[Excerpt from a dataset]
++++++++++

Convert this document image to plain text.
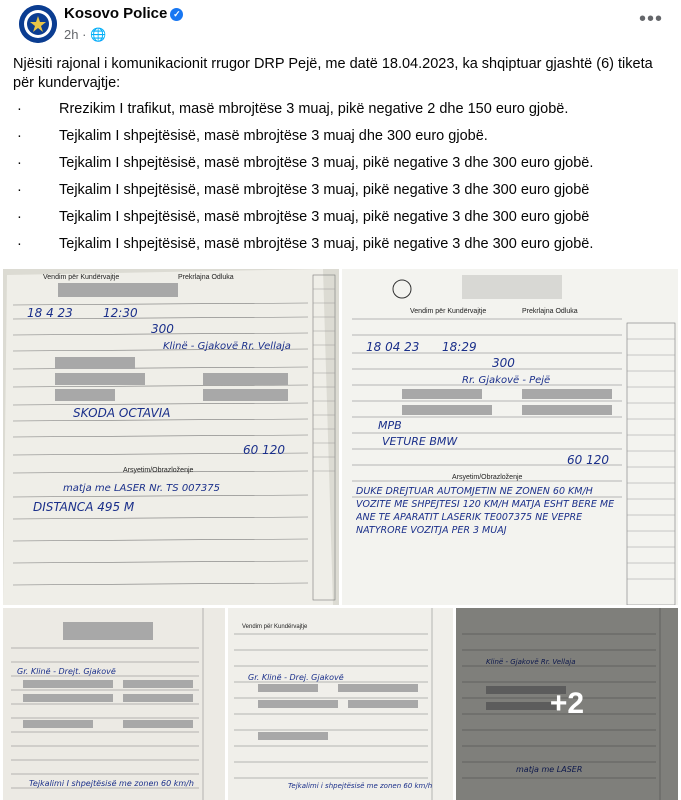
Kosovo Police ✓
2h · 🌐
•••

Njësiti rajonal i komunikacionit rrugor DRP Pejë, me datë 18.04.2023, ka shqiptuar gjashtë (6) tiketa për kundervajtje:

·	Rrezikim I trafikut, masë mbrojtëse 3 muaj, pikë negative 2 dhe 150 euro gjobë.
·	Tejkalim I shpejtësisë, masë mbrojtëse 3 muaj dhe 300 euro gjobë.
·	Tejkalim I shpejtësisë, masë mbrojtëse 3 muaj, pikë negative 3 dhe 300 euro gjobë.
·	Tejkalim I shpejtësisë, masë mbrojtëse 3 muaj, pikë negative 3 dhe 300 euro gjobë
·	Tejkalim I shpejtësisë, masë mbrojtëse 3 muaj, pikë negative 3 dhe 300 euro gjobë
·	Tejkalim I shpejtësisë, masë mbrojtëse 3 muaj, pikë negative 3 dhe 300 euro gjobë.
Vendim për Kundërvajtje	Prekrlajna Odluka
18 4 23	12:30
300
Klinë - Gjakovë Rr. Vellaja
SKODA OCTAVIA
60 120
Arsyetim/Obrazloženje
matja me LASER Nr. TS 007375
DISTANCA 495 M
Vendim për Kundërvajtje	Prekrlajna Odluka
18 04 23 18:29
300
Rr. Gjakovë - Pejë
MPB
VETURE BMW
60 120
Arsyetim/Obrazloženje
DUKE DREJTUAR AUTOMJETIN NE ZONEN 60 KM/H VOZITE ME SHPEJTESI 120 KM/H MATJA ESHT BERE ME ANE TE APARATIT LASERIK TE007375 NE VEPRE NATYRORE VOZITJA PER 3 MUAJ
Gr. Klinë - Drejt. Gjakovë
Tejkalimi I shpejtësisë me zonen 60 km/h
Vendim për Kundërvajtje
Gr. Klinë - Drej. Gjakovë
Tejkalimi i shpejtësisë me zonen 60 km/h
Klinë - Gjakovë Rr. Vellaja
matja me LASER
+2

++++++++++

* **REQUIREMENTS**: Take the records above and transcribe them exactly, dropping every picture.

* **RESULT**:
Convert this document image to plain text.
Kosovo Police ✓
2h · 🌐
•••

Njësiti rajonal i komunikacionit rrugor DRP Pejë, me datë 18.04.2023, ka shqiptuar gjashtë (6) tiketa për kundervajtje:

·	Rrezikim I trafikut, masë mbrojtëse 3 muaj, pikë negative 2 dhe 150 euro gjobë.
·	Tejkalim I shpejtësisë, masë mbrojtëse 3 muaj dhe 300 euro gjobë.
·	Tejkalim I shpejtësisë, masë mbrojtëse 3 muaj, pikë negative 3 dhe 300 euro gjobë.
·	Tejkalim I shpejtësisë, masë mbrojtëse 3 muaj, pikë negative 3 dhe 300 euro gjobë
·	Tejkalim I shpejtësisë, masë mbrojtëse 3 muaj, pikë negative 3 dhe 300 euro gjobë
·	Tejkalim I shpejtësisë, masë mbrojtëse 3 muaj, pikë negative 3 dhe 300 euro gjobë.
Vendim për Kundërvajtje	Prekrlajna Odluka
18 4 23	12:30
300
Klinë - Gjakovë Rr. Vellaja
SKODA OCTAVIA
60 120
Arsyetim/Obrazloženje
matja me LASER Nr. TS 007375
DISTANCA 495 M
Vendim për Kundërvajtje	Prekrlajna Odluka
18 04 23 18:29
300
Rr. Gjakovë - Pejë
MPB
VETURE BMW
60 120
Arsyetim/Obrazloženje
DUKE DREJTUAR AUTOMJETIN NE ZONEN 60 KM/H VOZITE ME SHPEJTESI 120 KM/H MATJA ESHT BERE ME ANE TE APARATIT LASERIK TE007375 NE VEPRE NATYRORE VOZITJA PER 3 MUAJ
Gr. Klinë - Drejt. Gjakovë
Tejkalimi I shpejtësisë me zonen 60 km/h
Vendim për Kundërvajtje
Gr. Klinë - Drej. Gjakovë
Tejkalimi i shpejtësisë me zonen 60 km/h
Klinë - Gjakovë Rr. Vellaja
matja me LASER
+2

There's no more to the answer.